(Some records)
^^^^

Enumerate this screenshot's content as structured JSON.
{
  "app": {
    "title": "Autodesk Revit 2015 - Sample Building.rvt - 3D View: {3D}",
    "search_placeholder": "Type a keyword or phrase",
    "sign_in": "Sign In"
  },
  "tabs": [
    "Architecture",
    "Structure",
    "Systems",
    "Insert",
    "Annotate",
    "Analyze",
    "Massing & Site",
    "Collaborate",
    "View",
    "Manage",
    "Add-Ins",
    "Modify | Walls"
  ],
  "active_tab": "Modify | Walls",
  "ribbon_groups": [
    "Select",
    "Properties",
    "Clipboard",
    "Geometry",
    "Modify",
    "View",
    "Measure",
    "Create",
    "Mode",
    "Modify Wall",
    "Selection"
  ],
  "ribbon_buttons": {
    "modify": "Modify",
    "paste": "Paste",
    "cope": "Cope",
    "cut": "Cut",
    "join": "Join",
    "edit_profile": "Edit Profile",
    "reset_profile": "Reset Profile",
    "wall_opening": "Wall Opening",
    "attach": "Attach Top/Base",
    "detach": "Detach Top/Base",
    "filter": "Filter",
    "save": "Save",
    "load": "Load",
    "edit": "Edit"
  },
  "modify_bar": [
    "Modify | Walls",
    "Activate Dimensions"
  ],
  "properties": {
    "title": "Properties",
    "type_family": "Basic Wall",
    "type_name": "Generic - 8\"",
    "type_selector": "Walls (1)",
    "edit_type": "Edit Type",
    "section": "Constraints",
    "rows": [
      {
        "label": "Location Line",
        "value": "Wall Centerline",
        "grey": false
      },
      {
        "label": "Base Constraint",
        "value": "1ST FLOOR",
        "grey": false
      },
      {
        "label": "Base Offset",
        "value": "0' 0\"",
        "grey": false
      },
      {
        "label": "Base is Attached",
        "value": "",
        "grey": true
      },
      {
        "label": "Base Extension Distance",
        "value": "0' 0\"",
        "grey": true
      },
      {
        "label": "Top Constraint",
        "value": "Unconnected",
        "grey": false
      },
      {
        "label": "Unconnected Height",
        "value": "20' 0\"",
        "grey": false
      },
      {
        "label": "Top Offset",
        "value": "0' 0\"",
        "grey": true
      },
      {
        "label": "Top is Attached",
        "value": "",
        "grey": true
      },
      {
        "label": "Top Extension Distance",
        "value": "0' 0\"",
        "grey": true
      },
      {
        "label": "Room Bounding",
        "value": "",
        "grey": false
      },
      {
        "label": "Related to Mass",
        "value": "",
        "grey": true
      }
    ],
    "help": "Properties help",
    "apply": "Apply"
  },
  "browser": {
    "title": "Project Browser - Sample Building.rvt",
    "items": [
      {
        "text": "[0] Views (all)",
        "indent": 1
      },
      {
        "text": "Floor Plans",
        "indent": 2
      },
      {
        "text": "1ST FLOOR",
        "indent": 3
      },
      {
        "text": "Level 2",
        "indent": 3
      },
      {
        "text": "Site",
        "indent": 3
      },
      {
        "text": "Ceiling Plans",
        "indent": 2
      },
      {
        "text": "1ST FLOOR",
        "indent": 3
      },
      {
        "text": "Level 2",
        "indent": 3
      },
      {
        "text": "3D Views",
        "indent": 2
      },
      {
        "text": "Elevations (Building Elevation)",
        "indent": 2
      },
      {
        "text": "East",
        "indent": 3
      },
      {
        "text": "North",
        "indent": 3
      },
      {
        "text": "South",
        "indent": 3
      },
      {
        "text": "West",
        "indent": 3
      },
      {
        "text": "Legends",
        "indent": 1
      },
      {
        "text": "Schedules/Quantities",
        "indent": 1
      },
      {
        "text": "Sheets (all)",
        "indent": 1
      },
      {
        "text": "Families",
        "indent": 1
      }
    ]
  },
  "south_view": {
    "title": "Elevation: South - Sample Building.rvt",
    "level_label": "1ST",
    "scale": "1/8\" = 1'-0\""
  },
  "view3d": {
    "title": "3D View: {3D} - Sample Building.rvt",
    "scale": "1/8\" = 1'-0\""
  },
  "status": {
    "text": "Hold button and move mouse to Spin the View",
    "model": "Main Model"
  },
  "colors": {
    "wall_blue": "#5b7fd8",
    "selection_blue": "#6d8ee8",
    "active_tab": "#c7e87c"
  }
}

^^^^

_STATED EXERCISE_
Identify each line containing the string "title" and copy it out.

_RESPONSE TO THIS TASK_
    "title": "Autodesk Revit 2015 - Sample Building.rvt - 3D View: {3D}",
    "title": "Properties",
    "title": "Project Browser - Sample Building.rvt",
    "title": "Elevation: South - Sample Building.rvt",
    "title": "3D View: {3D} - Sample Building.rvt",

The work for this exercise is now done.